Records from a collection of figures

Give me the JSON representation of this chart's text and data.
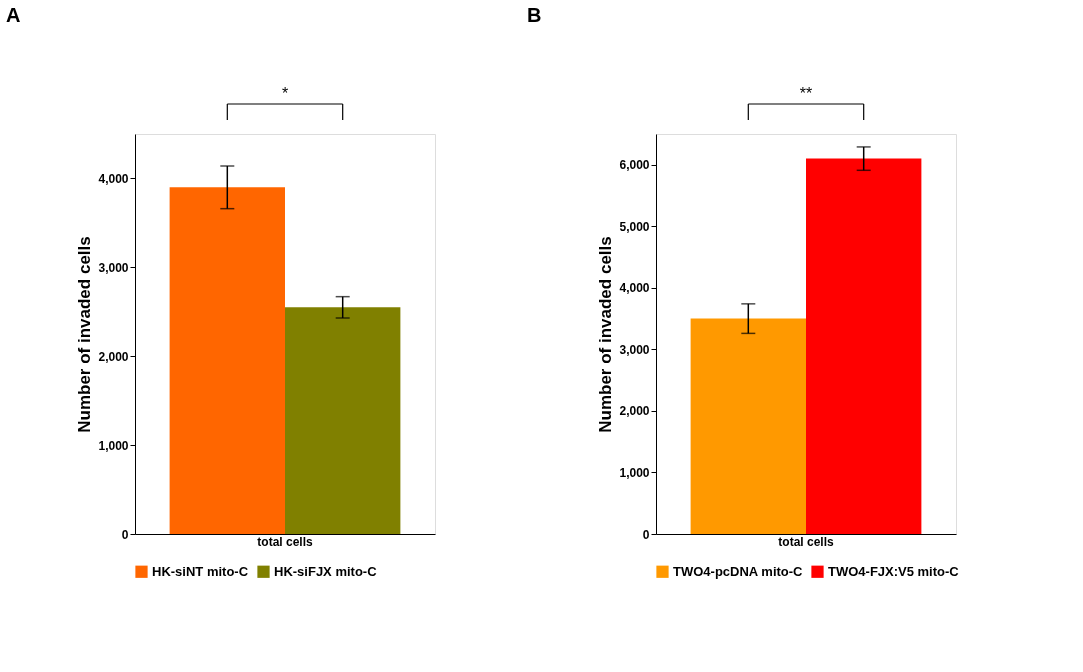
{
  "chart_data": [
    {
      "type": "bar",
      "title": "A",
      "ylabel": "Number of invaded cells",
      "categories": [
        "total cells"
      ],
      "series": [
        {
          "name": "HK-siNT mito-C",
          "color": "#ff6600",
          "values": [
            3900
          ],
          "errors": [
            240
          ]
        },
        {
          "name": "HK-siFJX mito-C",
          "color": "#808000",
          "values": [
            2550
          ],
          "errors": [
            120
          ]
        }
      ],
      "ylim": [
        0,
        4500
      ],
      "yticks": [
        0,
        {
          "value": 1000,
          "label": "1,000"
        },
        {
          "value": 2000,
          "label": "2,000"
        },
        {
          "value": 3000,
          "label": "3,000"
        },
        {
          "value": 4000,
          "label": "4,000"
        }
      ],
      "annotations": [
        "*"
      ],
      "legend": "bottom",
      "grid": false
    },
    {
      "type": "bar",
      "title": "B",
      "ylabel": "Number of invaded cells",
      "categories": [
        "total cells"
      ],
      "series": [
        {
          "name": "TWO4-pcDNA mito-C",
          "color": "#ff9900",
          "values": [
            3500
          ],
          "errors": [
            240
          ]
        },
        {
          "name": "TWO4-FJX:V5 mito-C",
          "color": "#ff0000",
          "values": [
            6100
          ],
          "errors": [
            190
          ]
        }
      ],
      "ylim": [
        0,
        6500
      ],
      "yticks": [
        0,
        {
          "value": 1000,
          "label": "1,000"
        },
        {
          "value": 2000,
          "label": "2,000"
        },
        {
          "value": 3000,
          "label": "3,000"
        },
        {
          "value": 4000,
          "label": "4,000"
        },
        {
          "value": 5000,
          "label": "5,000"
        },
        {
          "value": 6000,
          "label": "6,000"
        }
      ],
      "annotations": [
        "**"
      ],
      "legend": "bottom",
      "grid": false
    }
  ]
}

**AIM OF THE TASK**
Repeat all entries exactly. Skip the pictures.

**EXERCISE SOLUTION**
Give me the JSON representation of this chart's text and data.
{
  "chart_data": [
    {
      "type": "bar",
      "title": "A",
      "ylabel": "Number of invaded cells",
      "categories": [
        "total cells"
      ],
      "series": [
        {
          "name": "HK-siNT mito-C",
          "color": "#ff6600",
          "values": [
            3900
          ],
          "errors": [
            240
          ]
        },
        {
          "name": "HK-siFJX mito-C",
          "color": "#808000",
          "values": [
            2550
          ],
          "errors": [
            120
          ]
        }
      ],
      "ylim": [
        0,
        4500
      ],
      "yticks": [
        0,
        {
          "value": 1000,
          "label": "1,000"
        },
        {
          "value": 2000,
          "label": "2,000"
        },
        {
          "value": 3000,
          "label": "3,000"
        },
        {
          "value": 4000,
          "label": "4,000"
        }
      ],
      "annotations": [
        "*"
      ],
      "legend": "bottom",
      "grid": false
    },
    {
      "type": "bar",
      "title": "B",
      "ylabel": "Number of invaded cells",
      "categories": [
        "total cells"
      ],
      "series": [
        {
          "name": "TWO4-pcDNA mito-C",
          "color": "#ff9900",
          "values": [
            3500
          ],
          "errors": [
            240
          ]
        },
        {
          "name": "TWO4-FJX:V5 mito-C",
          "color": "#ff0000",
          "values": [
            6100
          ],
          "errors": [
            190
          ]
        }
      ],
      "ylim": [
        0,
        6500
      ],
      "yticks": [
        0,
        {
          "value": 1000,
          "label": "1,000"
        },
        {
          "value": 2000,
          "label": "2,000"
        },
        {
          "value": 3000,
          "label": "3,000"
        },
        {
          "value": 4000,
          "label": "4,000"
        },
        {
          "value": 5000,
          "label": "5,000"
        },
        {
          "value": 6000,
          "label": "6,000"
        }
      ],
      "annotations": [
        "**"
      ],
      "legend": "bottom",
      "grid": false
    }
  ]
}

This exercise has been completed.